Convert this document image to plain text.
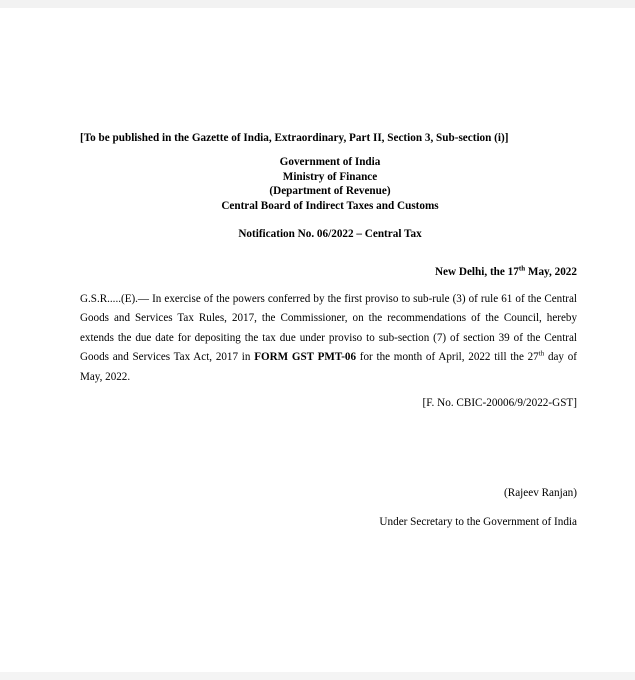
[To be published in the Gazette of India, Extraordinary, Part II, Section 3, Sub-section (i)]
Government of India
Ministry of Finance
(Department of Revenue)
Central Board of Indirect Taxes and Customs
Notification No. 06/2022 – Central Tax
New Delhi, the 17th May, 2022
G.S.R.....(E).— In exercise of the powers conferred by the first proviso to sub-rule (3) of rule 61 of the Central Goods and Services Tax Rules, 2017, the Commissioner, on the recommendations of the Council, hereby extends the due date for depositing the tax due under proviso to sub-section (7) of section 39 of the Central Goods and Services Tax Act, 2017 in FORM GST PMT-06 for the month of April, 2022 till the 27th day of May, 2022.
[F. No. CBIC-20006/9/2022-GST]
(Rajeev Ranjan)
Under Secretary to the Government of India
++++++++
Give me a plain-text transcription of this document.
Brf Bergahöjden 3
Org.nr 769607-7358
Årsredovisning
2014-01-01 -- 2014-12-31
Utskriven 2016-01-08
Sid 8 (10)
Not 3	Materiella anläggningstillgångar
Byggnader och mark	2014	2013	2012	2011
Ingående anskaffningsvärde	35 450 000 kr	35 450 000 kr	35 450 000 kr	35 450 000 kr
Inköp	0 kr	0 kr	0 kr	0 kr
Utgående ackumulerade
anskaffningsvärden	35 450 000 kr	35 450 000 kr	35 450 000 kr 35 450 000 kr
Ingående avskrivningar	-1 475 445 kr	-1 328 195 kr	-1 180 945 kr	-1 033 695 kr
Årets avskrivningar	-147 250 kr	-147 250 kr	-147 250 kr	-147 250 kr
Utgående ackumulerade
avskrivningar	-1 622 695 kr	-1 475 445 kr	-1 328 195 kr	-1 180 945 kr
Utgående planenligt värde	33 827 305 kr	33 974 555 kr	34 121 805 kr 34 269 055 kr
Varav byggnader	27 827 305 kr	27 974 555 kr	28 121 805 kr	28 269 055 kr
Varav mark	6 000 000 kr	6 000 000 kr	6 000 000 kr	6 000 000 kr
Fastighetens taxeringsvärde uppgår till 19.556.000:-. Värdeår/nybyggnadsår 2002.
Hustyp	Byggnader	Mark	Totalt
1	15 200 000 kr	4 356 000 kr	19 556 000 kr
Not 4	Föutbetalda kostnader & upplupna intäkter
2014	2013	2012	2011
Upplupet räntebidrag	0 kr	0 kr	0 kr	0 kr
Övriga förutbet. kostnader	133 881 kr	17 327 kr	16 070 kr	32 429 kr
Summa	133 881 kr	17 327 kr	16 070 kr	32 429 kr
++++++++
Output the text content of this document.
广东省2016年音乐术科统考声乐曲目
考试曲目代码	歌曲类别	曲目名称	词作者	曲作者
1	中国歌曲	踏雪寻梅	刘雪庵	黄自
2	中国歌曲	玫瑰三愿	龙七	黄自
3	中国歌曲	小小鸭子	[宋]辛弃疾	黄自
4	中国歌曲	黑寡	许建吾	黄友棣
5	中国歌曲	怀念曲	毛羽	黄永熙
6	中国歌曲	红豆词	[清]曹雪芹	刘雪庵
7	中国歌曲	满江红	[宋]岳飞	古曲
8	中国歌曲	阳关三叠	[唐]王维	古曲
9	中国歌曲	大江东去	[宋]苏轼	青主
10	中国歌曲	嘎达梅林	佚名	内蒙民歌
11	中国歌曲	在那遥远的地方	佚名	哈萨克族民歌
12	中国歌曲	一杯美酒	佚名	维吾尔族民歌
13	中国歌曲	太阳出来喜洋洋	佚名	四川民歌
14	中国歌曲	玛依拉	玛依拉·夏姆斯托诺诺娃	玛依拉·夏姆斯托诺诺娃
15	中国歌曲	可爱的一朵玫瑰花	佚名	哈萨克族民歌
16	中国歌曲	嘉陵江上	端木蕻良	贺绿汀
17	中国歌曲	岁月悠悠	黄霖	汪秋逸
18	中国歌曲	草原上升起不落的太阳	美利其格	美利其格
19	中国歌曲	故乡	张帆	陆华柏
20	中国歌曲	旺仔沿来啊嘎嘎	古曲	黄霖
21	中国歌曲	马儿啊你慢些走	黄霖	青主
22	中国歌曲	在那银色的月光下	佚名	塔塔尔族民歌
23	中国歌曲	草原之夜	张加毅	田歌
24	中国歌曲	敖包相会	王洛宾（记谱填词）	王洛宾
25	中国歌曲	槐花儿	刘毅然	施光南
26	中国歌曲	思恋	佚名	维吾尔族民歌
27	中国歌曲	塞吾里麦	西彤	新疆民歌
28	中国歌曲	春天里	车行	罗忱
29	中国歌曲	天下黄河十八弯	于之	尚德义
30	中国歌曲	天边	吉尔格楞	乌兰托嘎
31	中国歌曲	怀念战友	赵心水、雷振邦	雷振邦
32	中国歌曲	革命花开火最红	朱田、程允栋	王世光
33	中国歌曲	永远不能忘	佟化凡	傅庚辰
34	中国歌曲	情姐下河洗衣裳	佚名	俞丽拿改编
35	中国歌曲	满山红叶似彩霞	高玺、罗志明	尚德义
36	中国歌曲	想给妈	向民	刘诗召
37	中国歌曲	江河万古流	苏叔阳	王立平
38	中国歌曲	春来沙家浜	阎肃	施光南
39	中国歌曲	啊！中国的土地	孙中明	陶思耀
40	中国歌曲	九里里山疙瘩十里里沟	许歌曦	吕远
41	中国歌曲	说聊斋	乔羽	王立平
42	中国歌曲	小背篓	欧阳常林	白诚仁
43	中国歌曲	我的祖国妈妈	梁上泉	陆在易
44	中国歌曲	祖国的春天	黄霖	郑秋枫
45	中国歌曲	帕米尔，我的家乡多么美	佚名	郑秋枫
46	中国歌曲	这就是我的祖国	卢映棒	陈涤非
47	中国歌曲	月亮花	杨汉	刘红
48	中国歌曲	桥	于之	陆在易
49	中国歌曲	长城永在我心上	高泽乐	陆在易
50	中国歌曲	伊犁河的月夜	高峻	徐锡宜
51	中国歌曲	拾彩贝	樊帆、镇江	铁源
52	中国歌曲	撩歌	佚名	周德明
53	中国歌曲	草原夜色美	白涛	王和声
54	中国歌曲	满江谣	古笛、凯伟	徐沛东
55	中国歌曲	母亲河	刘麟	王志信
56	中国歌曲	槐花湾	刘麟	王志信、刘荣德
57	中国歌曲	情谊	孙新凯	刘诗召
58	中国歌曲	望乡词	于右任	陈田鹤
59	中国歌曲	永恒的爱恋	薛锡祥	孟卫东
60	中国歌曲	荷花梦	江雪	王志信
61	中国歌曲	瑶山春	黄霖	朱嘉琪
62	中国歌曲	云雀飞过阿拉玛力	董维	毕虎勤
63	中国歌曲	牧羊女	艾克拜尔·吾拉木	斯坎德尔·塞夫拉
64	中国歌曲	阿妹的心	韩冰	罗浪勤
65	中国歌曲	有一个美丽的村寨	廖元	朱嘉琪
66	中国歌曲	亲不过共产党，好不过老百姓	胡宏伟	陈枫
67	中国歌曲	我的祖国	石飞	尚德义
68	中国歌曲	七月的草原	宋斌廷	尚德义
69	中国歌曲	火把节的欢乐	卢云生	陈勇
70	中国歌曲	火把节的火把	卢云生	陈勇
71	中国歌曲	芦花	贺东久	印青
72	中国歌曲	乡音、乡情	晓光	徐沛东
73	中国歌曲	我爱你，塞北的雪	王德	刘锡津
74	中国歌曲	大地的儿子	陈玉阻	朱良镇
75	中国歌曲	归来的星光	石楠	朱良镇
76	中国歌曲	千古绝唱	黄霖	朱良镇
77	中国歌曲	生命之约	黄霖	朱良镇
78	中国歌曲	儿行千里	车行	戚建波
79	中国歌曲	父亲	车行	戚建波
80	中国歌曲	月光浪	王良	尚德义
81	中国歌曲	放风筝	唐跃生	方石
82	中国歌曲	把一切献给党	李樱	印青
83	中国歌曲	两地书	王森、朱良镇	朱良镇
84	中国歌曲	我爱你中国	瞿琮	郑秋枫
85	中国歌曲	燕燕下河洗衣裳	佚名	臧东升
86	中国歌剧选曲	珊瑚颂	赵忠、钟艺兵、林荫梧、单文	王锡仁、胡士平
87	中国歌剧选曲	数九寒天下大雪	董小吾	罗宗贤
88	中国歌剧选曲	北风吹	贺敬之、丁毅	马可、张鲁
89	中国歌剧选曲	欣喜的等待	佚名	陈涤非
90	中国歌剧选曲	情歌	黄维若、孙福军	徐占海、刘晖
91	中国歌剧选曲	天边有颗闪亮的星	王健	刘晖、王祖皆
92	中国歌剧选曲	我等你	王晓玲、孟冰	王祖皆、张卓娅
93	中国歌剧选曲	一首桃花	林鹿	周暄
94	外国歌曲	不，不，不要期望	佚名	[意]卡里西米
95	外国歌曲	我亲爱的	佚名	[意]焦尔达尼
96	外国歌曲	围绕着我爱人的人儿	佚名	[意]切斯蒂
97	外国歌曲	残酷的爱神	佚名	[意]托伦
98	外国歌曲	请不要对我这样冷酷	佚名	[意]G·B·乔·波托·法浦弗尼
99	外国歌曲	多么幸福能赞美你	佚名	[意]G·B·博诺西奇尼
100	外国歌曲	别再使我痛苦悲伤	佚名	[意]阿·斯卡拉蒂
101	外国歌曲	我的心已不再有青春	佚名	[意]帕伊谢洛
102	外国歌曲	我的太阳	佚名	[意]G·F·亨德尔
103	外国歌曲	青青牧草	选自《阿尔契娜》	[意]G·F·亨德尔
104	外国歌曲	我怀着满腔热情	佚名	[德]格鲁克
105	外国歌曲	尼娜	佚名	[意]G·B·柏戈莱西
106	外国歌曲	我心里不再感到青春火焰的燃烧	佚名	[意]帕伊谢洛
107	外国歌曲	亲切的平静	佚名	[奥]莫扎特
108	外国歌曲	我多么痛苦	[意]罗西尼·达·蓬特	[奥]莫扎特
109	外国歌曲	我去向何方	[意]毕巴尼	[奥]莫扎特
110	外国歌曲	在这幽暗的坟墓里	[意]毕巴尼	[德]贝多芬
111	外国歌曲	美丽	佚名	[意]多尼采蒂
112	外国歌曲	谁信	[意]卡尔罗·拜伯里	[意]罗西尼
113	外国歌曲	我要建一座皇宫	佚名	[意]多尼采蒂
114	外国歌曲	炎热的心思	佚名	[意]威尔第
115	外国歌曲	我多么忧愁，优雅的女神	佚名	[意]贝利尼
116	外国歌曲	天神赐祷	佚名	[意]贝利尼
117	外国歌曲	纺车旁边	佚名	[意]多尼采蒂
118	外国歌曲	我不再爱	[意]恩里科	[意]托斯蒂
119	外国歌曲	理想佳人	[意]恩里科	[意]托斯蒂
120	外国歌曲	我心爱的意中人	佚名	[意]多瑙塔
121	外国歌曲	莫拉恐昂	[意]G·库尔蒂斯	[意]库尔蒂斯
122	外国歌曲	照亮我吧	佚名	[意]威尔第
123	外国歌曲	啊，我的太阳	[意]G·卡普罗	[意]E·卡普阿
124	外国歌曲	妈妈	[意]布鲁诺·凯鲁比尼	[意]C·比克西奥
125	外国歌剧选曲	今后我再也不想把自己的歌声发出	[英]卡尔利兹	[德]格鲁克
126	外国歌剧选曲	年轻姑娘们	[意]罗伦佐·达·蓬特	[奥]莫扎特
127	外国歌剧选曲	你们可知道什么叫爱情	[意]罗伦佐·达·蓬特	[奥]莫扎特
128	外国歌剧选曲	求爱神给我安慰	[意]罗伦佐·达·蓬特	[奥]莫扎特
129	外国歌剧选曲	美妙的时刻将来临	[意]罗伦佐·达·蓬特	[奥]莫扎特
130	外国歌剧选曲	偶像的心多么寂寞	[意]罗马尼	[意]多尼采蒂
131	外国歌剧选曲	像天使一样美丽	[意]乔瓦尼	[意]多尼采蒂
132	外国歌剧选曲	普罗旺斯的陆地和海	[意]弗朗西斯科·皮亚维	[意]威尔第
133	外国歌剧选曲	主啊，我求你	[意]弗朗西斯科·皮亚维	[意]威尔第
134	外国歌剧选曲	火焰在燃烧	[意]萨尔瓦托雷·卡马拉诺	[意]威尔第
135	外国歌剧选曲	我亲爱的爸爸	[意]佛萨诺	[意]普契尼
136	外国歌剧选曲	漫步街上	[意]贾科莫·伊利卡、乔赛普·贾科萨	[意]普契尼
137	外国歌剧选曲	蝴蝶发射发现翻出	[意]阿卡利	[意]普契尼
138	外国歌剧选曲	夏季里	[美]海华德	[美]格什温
++++++++
TASK STATEMENT:
From the data above, pick out each line containing "Central" and copy it.

FULL SOLUTION:
Central Board of Indirect Taxes and Customs
Notification No. 06/2022 – Central Tax
G.S.R.....(E).— In exercise of the powers conferred by the first proviso to sub-rule (3) of rule 61 of the Central Goods and Services Tax Rules, 2017, the Commissioner, on the recommendations of the Council, hereby extends the due date for depositing the tax due under proviso to sub-section (7) of section 39 of the Central Goods and Services Tax Act, 2017 in FORM GST PMT-06 for the month of April, 2022 till the 27th day of May, 2022.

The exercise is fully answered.